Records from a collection

* * *

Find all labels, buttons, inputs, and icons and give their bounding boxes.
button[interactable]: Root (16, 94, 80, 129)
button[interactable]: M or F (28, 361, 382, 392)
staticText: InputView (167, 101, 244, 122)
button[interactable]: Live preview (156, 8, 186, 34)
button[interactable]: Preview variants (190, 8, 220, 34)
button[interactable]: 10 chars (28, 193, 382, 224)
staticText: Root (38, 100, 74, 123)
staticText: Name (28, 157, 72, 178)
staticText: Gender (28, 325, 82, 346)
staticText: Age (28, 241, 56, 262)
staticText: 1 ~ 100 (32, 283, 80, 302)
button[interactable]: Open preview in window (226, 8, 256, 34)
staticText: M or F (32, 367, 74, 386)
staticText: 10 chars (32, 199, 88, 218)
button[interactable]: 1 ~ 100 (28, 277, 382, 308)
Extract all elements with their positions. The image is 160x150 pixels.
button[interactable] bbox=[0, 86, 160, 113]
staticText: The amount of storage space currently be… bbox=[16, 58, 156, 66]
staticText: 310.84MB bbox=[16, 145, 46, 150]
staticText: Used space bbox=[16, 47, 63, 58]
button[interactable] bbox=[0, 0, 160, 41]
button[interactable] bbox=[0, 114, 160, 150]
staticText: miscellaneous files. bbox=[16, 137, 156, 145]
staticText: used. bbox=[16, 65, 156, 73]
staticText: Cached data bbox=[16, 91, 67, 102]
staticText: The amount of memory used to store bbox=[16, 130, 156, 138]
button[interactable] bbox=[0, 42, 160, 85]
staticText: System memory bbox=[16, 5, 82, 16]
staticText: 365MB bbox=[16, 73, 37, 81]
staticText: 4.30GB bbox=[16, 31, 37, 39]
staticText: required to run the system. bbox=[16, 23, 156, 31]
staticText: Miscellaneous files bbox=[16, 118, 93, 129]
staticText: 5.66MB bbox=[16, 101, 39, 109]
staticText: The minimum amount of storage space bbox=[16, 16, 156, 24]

* * *

● **Stated problem**
Reproduce the data above verbatim, from its first line through the line containing "staticText: The amount of memory", including both.

● **Worked answer**
Find all labels, buttons, inputs, and icons and give their bounding boxes.
button[interactable]: Root (16, 94, 80, 129)
button[interactable]: M or F (28, 361, 382, 392)
staticText: InputView (167, 101, 244, 122)
button[interactable]: Live preview (156, 8, 186, 34)
button[interactable]: Preview variants (190, 8, 220, 34)
button[interactable]: 10 chars (28, 193, 382, 224)
staticText: Root (38, 100, 74, 123)
staticText: Name (28, 157, 72, 178)
staticText: Gender (28, 325, 82, 346)
staticText: Age (28, 241, 56, 262)
staticText: 1 ~ 100 (32, 283, 80, 302)
button[interactable]: Open preview in window (226, 8, 256, 34)
staticText: M or F (32, 367, 74, 386)
staticText: 10 chars (32, 199, 88, 218)
button[interactable]: 1 ~ 100 (28, 277, 382, 308)
Extract all elements with their positions. The image is 160x150 pixels.
button[interactable] bbox=[0, 86, 160, 113]
staticText: The amount of storage space currently be… bbox=[16, 58, 156, 66]
staticText: 310.84MB bbox=[16, 145, 46, 150]
staticText: Used space bbox=[16, 47, 63, 58]
button[interactable] bbox=[0, 0, 160, 41]
button[interactable] bbox=[0, 114, 160, 150]
staticText: miscellaneous files. bbox=[16, 137, 156, 145]
staticText: used. bbox=[16, 65, 156, 73]
staticText: Cached data bbox=[16, 91, 67, 102]
staticText: The amount of memory used to store bbox=[16, 130, 156, 138]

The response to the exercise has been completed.